◆ **SOURCE MATERIAL**:
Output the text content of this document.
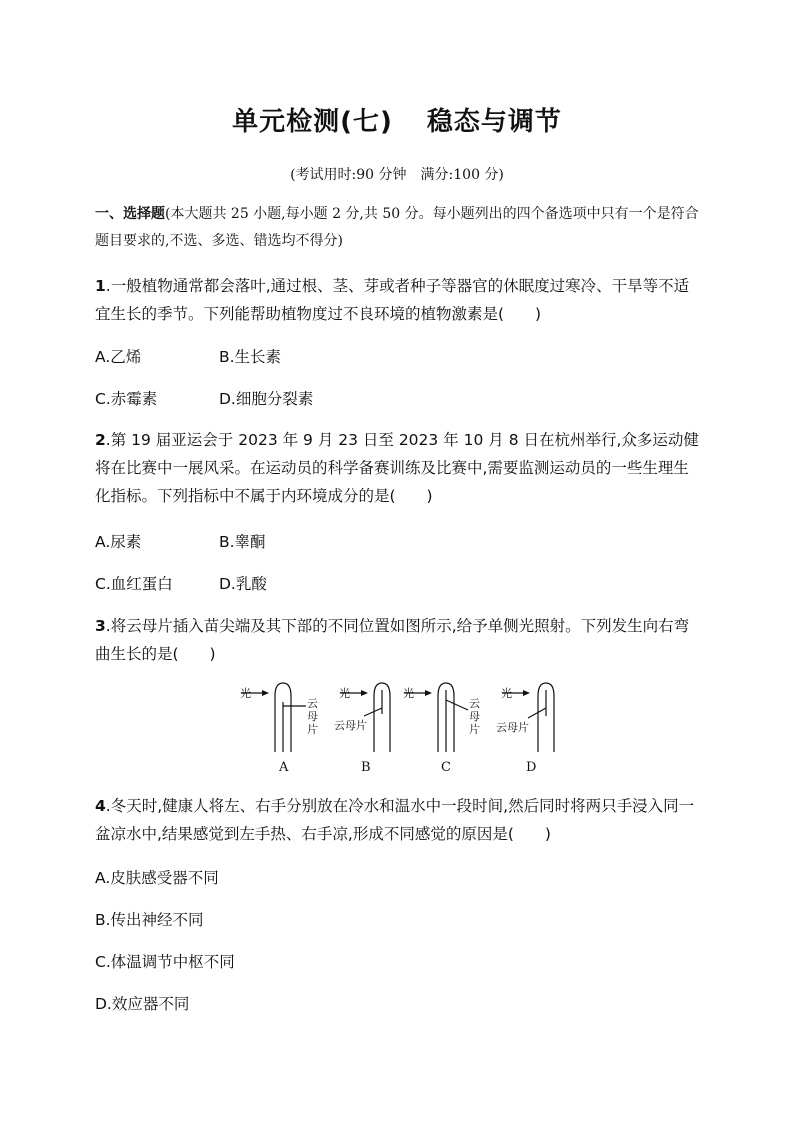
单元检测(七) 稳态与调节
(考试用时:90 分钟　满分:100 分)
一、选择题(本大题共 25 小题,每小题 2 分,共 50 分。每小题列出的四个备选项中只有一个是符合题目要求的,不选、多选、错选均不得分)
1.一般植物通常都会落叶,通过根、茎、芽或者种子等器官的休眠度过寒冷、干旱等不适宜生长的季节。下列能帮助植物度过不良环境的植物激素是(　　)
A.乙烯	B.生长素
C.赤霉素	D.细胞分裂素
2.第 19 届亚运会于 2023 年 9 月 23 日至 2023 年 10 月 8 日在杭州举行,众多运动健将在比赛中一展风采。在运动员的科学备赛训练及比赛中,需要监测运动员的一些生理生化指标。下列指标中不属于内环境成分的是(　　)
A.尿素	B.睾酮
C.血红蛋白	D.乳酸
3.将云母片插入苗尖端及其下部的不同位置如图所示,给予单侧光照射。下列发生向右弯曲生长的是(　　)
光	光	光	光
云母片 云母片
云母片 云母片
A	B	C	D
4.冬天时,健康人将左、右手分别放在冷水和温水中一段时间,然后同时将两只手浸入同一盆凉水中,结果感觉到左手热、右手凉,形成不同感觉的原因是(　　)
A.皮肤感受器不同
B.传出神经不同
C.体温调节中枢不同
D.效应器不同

◆ **INSTRUCTIONS TO FOLLOW**: Using the data above, print every line exactly, omitting pictures.

◆ **FULL OUTPUT**:
Output the text content of this document.
单元检测(七) 稳态与调节
(考试用时:90 分钟　满分:100 分)
一、选择题(本大题共 25 小题,每小题 2 分,共 50 分。每小题列出的四个备选项中只有一个是符合题目要求的,不选、多选、错选均不得分)
1.一般植物通常都会落叶,通过根、茎、芽或者种子等器官的休眠度过寒冷、干旱等不适宜生长的季节。下列能帮助植物度过不良环境的植物激素是(　　)
A.乙烯	B.生长素
C.赤霉素	D.细胞分裂素
2.第 19 届亚运会于 2023 年 9 月 23 日至 2023 年 10 月 8 日在杭州举行,众多运动健将在比赛中一展风采。在运动员的科学备赛训练及比赛中,需要监测运动员的一些生理生化指标。下列指标中不属于内环境成分的是(　　)
A.尿素	B.睾酮
C.血红蛋白	D.乳酸
3.将云母片插入苗尖端及其下部的不同位置如图所示,给予单侧光照射。下列发生向右弯曲生长的是(　　)
光	光	光	光
云母片 云母片
云母片 云母片
A	B	C	D
4.冬天时,健康人将左、右手分别放在冷水和温水中一段时间,然后同时将两只手浸入同一盆凉水中,结果感觉到左手热、右手凉,形成不同感觉的原因是(　　)
A.皮肤感受器不同
B.传出神经不同
C.体温调节中枢不同
D.效应器不同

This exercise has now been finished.